Written instruction:
How many lines hold the string "discipulus"? Give only the number.

[START OF Given records]

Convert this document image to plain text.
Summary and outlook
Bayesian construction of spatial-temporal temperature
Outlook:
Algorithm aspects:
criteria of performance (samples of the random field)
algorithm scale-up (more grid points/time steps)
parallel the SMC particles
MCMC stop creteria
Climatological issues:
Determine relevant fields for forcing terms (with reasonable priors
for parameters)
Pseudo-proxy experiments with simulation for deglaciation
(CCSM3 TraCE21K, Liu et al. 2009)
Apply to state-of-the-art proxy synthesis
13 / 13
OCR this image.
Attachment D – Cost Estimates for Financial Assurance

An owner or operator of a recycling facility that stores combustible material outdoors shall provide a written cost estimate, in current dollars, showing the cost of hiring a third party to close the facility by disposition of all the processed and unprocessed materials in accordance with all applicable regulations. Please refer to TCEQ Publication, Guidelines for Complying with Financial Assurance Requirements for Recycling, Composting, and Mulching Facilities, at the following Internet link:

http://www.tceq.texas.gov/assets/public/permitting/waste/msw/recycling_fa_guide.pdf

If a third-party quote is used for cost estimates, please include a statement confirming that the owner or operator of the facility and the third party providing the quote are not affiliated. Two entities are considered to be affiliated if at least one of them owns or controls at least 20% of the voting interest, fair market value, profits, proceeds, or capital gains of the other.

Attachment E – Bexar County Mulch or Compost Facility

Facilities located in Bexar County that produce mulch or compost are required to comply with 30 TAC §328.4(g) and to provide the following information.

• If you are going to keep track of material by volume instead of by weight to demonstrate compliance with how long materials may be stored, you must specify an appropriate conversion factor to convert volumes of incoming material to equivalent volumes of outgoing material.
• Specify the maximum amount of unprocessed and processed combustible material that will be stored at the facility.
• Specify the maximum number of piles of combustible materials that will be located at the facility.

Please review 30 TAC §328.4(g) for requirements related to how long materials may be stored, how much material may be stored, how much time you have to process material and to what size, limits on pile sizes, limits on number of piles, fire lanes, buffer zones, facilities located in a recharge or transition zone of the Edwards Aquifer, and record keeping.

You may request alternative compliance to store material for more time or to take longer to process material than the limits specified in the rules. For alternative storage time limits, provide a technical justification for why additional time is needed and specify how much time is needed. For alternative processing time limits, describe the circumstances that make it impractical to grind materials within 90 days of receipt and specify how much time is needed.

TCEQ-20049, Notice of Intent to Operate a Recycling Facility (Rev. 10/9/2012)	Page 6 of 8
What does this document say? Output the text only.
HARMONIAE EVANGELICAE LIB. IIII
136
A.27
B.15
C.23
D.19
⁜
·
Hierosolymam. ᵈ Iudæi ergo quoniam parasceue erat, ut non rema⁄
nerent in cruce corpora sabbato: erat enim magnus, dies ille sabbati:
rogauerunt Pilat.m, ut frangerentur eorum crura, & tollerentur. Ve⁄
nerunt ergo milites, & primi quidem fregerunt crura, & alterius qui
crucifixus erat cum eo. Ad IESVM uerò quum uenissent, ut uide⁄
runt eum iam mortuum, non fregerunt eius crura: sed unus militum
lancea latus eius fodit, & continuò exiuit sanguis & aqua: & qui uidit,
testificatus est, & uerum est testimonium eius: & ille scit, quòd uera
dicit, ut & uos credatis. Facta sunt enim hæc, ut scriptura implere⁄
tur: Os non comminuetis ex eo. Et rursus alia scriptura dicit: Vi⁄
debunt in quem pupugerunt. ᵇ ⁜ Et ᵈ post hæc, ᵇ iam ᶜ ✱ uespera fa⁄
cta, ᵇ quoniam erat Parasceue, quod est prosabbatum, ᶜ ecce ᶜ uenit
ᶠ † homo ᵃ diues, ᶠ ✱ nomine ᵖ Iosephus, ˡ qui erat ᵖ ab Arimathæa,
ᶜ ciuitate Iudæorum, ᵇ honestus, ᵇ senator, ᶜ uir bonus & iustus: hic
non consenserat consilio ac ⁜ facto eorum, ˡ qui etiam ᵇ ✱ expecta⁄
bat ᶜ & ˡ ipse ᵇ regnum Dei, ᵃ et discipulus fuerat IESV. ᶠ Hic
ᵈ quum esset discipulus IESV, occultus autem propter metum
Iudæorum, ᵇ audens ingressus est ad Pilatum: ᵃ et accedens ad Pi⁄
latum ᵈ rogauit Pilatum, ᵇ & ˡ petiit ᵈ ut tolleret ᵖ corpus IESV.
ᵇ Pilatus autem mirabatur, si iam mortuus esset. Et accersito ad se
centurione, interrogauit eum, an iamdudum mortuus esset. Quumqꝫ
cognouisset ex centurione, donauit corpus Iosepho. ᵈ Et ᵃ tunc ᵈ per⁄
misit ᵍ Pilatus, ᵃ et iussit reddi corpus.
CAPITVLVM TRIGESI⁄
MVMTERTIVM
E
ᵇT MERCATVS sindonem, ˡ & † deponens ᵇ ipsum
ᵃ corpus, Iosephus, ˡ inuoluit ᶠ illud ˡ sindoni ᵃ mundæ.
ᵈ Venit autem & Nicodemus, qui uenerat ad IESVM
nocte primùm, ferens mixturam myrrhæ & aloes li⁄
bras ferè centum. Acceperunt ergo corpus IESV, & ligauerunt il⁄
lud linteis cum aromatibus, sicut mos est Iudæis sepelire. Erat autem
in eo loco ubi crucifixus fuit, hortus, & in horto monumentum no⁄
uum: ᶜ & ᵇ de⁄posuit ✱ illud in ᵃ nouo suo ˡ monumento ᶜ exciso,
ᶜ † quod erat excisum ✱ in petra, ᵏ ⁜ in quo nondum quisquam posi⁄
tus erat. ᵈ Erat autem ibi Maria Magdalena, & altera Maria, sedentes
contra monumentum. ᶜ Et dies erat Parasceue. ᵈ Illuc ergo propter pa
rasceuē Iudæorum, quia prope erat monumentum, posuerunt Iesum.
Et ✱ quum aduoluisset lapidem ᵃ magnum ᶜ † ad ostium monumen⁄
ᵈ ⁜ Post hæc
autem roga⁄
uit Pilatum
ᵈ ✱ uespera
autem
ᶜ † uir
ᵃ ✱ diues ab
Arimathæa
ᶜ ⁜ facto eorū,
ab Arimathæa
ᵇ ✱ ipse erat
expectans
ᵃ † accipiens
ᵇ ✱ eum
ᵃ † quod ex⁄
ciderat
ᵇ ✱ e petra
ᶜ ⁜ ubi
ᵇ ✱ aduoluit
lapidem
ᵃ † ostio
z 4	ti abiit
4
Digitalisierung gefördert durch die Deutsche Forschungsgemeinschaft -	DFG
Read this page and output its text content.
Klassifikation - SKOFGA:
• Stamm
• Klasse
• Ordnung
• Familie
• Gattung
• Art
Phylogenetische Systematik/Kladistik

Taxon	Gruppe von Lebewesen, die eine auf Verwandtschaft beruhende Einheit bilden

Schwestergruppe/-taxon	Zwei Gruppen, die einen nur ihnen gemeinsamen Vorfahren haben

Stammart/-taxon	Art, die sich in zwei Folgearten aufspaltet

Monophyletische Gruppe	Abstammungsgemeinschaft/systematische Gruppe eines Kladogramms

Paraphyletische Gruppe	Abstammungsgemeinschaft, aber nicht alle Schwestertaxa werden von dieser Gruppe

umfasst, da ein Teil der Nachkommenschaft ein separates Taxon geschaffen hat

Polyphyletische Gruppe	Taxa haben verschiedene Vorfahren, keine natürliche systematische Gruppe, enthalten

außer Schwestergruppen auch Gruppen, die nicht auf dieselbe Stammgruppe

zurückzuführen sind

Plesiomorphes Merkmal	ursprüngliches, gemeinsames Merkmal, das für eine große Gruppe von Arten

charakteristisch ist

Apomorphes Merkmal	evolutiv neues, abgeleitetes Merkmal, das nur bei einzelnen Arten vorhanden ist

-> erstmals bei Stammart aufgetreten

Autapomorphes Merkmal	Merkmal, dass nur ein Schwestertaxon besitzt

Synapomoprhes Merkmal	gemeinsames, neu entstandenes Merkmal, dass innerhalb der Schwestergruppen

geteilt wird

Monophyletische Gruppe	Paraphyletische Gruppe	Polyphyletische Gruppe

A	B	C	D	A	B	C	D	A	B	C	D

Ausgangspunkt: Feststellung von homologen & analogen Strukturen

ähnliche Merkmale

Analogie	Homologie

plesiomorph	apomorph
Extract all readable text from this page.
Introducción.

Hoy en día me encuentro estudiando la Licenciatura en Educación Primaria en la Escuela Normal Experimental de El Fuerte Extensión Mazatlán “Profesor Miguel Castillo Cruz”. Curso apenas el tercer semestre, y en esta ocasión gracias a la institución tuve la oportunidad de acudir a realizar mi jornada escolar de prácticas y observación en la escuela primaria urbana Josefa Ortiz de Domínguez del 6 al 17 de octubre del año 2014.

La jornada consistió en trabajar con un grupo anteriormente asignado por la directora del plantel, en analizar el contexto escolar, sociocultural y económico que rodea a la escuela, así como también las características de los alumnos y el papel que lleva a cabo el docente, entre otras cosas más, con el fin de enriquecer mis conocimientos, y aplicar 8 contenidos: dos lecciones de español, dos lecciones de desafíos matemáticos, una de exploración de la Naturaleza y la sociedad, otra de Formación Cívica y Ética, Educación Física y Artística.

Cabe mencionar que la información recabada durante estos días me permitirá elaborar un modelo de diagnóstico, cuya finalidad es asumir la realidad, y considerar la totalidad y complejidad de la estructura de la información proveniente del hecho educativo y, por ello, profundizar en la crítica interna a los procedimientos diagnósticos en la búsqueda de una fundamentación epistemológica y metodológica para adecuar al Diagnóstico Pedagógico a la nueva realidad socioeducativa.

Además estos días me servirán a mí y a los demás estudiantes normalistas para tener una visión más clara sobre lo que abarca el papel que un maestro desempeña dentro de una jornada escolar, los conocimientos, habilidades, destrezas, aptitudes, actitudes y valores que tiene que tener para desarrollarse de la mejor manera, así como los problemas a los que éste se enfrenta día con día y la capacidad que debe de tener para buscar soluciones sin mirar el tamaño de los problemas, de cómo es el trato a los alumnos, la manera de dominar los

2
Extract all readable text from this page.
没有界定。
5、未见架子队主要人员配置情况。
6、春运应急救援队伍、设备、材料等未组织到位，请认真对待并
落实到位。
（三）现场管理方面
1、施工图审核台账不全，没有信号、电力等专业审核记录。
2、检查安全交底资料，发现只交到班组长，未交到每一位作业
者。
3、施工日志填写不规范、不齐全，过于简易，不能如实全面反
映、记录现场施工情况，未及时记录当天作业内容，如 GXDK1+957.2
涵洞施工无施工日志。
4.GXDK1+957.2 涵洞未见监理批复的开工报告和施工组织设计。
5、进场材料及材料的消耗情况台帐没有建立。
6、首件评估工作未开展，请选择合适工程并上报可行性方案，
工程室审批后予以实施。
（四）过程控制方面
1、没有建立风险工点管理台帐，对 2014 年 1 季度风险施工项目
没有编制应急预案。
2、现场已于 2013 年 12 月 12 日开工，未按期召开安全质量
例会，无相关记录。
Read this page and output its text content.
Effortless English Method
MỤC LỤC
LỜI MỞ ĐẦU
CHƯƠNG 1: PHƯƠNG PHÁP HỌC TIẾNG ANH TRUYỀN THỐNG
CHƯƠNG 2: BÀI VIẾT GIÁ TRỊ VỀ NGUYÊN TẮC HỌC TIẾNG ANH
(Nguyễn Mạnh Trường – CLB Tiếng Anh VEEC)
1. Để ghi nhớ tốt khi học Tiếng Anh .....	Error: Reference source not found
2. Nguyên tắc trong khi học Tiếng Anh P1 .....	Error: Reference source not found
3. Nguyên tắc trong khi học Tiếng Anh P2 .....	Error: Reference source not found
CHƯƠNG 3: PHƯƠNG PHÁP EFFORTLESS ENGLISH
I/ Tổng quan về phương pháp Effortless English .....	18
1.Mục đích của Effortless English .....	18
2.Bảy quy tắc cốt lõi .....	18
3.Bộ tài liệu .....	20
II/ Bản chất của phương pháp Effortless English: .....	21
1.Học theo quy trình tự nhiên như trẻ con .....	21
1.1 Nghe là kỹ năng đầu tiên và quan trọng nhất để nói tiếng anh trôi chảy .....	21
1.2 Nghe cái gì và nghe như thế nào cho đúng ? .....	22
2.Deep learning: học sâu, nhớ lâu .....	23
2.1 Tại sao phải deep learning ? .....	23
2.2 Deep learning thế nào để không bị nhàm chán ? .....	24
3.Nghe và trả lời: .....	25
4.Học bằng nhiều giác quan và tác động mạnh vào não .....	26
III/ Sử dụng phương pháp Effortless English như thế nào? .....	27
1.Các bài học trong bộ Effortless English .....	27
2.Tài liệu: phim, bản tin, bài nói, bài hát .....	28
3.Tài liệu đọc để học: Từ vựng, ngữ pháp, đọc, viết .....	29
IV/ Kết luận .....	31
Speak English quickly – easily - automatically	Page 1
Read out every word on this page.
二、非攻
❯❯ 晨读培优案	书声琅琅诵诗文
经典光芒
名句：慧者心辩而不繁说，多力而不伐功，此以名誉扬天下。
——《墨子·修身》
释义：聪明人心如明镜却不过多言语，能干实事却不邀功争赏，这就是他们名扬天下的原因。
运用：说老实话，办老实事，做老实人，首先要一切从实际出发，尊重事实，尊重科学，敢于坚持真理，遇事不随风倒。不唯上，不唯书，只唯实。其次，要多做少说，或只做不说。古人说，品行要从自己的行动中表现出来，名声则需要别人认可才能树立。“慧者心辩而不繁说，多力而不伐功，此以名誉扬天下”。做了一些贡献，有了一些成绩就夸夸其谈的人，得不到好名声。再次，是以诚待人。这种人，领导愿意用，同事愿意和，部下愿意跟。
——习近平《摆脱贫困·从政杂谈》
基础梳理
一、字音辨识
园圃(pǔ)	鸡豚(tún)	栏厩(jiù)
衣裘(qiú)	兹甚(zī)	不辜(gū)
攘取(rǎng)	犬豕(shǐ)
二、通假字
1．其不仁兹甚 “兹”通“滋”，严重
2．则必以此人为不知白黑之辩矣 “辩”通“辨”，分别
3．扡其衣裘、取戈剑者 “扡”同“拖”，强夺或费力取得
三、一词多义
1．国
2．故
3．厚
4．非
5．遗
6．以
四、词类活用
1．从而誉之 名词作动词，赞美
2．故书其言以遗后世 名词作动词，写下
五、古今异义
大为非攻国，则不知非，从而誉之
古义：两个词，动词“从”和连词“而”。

[END OF Given records]

Result:
2